>> BEGIN Records for this exercise
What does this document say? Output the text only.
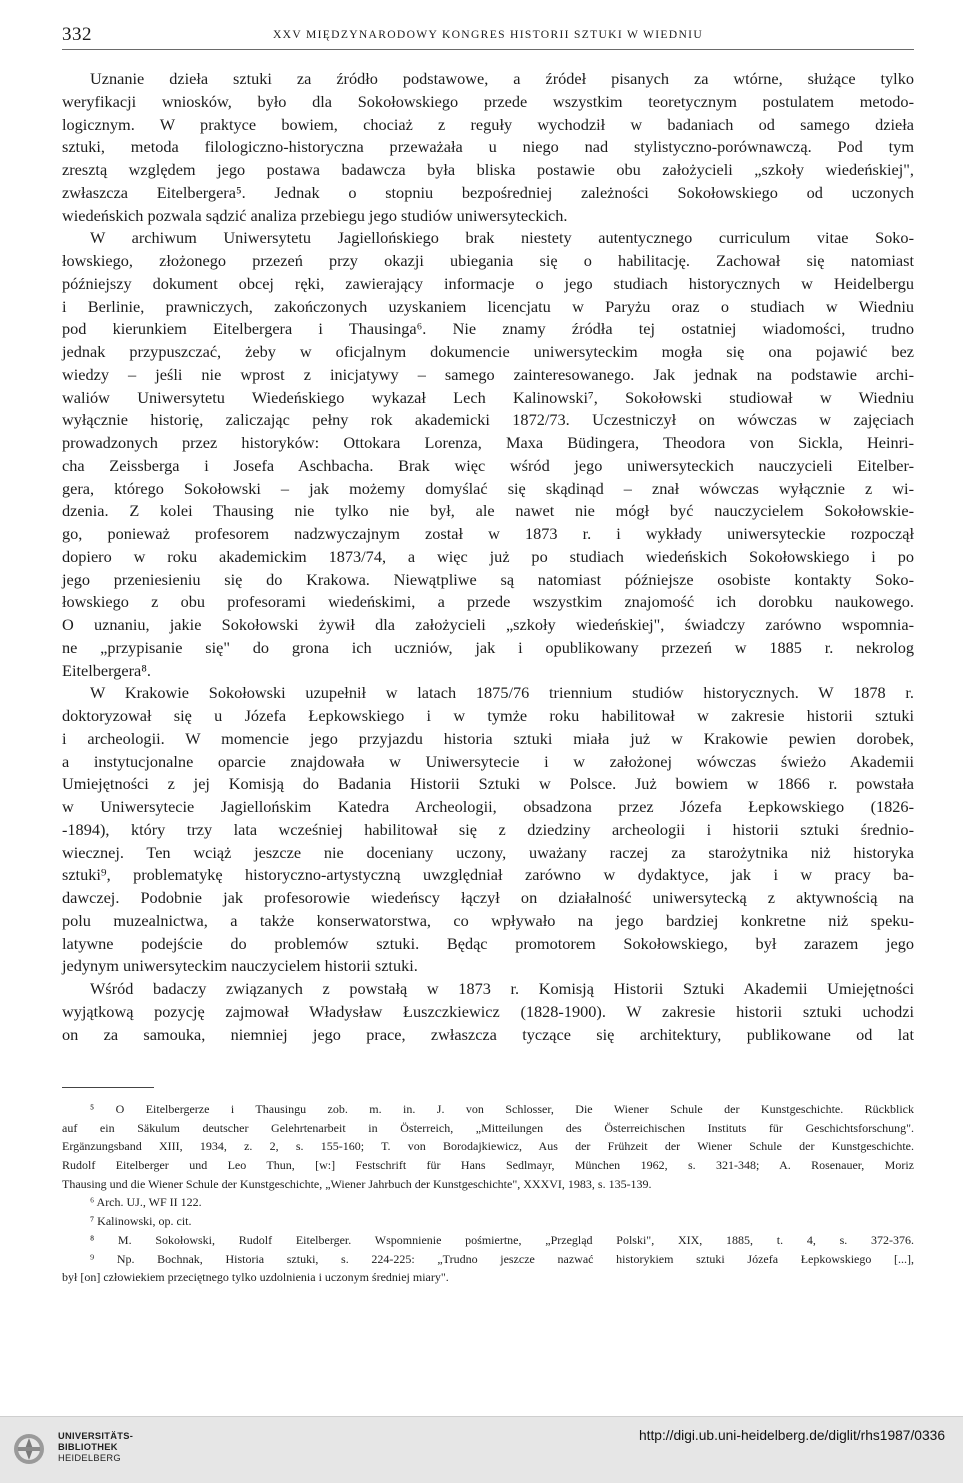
332	XXV MIĘDZYNARODOWY KONGRES HISTORII SZTUKI W WIEDNIU
Uznanie dzieła sztuki za źródło podstawowe, a źródeł pisanych za wtórne, służące tylko
weryfikacji wniosków, było dla Sokołowskiego przede wszystkim teoretycznym postulatem metodo-
logicznym. W praktyce bowiem, chociaż z reguły wychodził w badaniach od samego dzieła
sztuki, metoda filologiczno-historyczna przeważała u niego nad stylistyczno-porównawczą. Pod tym
zresztą względem jego postawa badawcza była bliska postawie obu założycieli „szkoły wiedeńskiej",
zwłaszcza Eitelbergera⁵. Jednak o stopniu bezpośredniej zależności Sokołowskiego od uczonych
wiedeńskich pozwala sądzić analiza przebiegu jego studiów uniwersyteckich.
W archiwum Uniwersytetu Jagiellońskiego brak niestety autentycznego curriculum vitae Soko-
łowskiego, złożonego przezeń przy okazji ubiegania się o habilitację. Zachował się natomiast
późniejszy dokument obcej ręki, zawierający informacje o jego studiach historycznych w Heidelbergu
i Berlinie, prawniczych, zakończonych uzyskaniem licencjatu w Paryżu oraz o studiach w Wiedniu
pod kierunkiem Eitelbergera i Thausinga⁶. Nie znamy źródła tej ostatniej wiadomości, trudno
jednak przypuszczać, żeby w oficjalnym dokumencie uniwersyteckim mogła się ona pojawić bez
wiedzy – jeśli nie wprost z inicjatywy – samego zainteresowanego. Jak jednak na podstawie archi-
waliów Uniwersytetu Wiedeńskiego wykazał Lech Kalinowski⁷, Sokołowski studiował w Wiedniu
wyłącznie historię, zaliczając pełny rok akademicki 1872/73. Uczestniczył on wówczas w zajęciach
prowadzonych przez historyków: Ottokara Lorenza, Maxa Büdingera, Theodora von Sickla, Heinri-
cha Zeissberga i Josefa Aschbacha. Brak więc wśród jego uniwersyteckich nauczycieli Eitelber-
gera, którego Sokołowski – jak możemy domyślać się skądinąd – znał wówczas wyłącznie z wi-
dzenia. Z kolei Thausing nie tylko nie był, ale nawet nie mógł być nauczycielem Sokołowskie-
go, ponieważ profesorem nadzwyczajnym został w 1873 r. i wykłady uniwersyteckie rozpoczął
dopiero w roku akademickim 1873/74, a więc już po studiach wiedeńskich Sokołowskiego i po
jego przeniesieniu się do Krakowa. Niewątpliwe są natomiast późniejsze osobiste kontakty Soko-
łowskiego z obu profesorami wiedeńskimi, a przede wszystkim znajomość ich dorobku naukowego.
O uznaniu, jakie Sokołowski żywił dla założycieli „szkoły wiedeńskiej", świadczy zarówno wspomnia-
ne „przypisanie się" do grona ich uczniów, jak i opublikowany przezeń w 1885 r. nekrolog
Eitelbergera⁸.
W Krakowie Sokołowski uzupełnił w latach 1875/76 triennium studiów historycznych. W 1878 r.
doktoryzował się u Józefa Łepkowskiego i w tymże roku habilitował w zakresie historii sztuki
i archeologii. W momencie jego przyjazdu historia sztuki miała już w Krakowie pewien dorobek,
a instytucjonalne oparcie znajdowała w Uniwersytecie i w założonej wówczas świeżo Akademii
Umiejętności z jej Komisją do Badania Historii Sztuki w Polsce. Już bowiem w 1866 r. powstała
w Uniwersytecie Jagiellońskim Katedra Archeologii, obsadzona przez Józefa Łepkowskiego (1826-
-1894), który trzy lata wcześniej habilitował się z dziedziny archeologii i historii sztuki średnio-
wiecznej. Ten wciąż jeszcze nie doceniany uczony, uważany raczej za starożytnika niż historyka
sztuki⁹, problematykę historyczno-artystyczną uwzględniał zarówno w dydaktyce, jak i w pracy ba-
dawczej. Podobnie jak profesorowie wiedeńscy łączył on działalność uniwersytecką z aktywnością na
polu muzealnictwa, a także konserwatorstwa, co wpływało na jego bardziej konkretne niż speku-
latywne podejście do problemów sztuki. Będąc promotorem Sokołowskiego, był zarazem jego
jedynym uniwersyteckim nauczycielem historii sztuki.
Wśród badaczy związanych z powstałą w 1873 r. Komisją Historii Sztuki Akademii Umiejętności
wyjątkową pozycję zajmował Władysław Łuszczkiewicz (1828-1900). W zakresie historii sztuki uchodzi
on za samouka, niemniej jego prace, zwłaszcza tyczące się architektury, publikowane od lat
⁵ O Eitelbergerze i Thausingu zob. m. in. J. von Schlosser, Die Wiener Schule der Kunstgeschichte. Rückblick
auf ein Säkulum deutscher Gelehrtenarbeit in Österreich, „Mitteilungen des Österreichischen Instituts für Geschichtsforschung".
Ergänzungsband XIII, 1934, z. 2, s. 155-160; T. von Borodajkiewicz, Aus der Frühzeit der Wiener Schule der Kunstgeschichte.
Rudolf Eitelberger und Leo Thun, [w:] Festschrift für Hans Sedlmayr, München 1962, s. 321-348; A. Rosenauer, Moriz
Thausing und die Wiener Schule der Kunstgeschichte, „Wiener Jahrbuch der Kunstgeschichte", XXXVI, 1983, s. 135-139.
⁶ Arch. UJ., WF II 122.
⁷ Kalinowski, op. cit.
⁸ M. Sokołowski, Rudolf Eitelberger. Wspomnienie pośmiertne, „Przegląd Polski", XIX, 1885, t. 4, s. 372-376.
⁹ Np. Bochnak, Historia sztuki, s. 224-225: „Trudno jeszcze nazwać historykiem sztuki Józefa Łepkowskiego [...],
był [on] człowiekiem przeciętnego tylko uzdolnienia i uczonym średniej miary".
UNIVERSITÄTS-
BIBLIOTHEK
HEIDELBERG
http://digi.ub.uni-heidelberg.de/diglit/rhs1987/0336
>> END Records for this exercise
#### Task goal
Using the material above, count the lines containing the word "historycznych". Reply with the number alone.

#### The reply
2